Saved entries
....................
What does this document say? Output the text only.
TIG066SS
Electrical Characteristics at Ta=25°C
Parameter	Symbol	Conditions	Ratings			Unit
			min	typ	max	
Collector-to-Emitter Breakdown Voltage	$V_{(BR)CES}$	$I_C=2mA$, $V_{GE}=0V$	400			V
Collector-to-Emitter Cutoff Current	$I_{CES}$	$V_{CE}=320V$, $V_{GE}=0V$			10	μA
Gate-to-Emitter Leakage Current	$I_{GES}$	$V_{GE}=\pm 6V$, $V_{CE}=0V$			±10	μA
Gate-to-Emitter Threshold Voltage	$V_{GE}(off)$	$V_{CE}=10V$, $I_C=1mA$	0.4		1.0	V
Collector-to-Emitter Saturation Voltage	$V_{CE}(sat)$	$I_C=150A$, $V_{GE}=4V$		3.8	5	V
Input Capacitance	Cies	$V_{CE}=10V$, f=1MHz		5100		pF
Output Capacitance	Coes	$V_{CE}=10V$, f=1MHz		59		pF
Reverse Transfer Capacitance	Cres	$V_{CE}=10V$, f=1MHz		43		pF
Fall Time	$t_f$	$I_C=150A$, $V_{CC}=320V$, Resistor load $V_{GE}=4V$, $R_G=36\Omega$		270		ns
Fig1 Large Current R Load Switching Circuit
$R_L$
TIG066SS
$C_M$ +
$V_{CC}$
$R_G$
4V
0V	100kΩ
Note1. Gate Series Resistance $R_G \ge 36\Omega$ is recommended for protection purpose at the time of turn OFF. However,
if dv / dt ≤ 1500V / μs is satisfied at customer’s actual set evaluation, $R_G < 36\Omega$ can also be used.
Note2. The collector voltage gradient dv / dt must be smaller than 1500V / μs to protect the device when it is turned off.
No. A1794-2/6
....................
Problem description =
Which lines hold the word "Gate"? Copy each of them from the records.

Task response =
Gate-to-Emitter Leakage Current	$I_{GES}$	$V_{GE}=\pm 6V$, $V_{CE}=0V$			±10	μA
Gate-to-Emitter Threshold Voltage	$V_{GE}(off)$	$V_{CE}=10V$, $I_C=1mA$	0.4		1.0	V
Note1. Gate Series Resistance $R_G \ge 36\Omega$ is recommended for protection purpose at the time of turn OFF. However,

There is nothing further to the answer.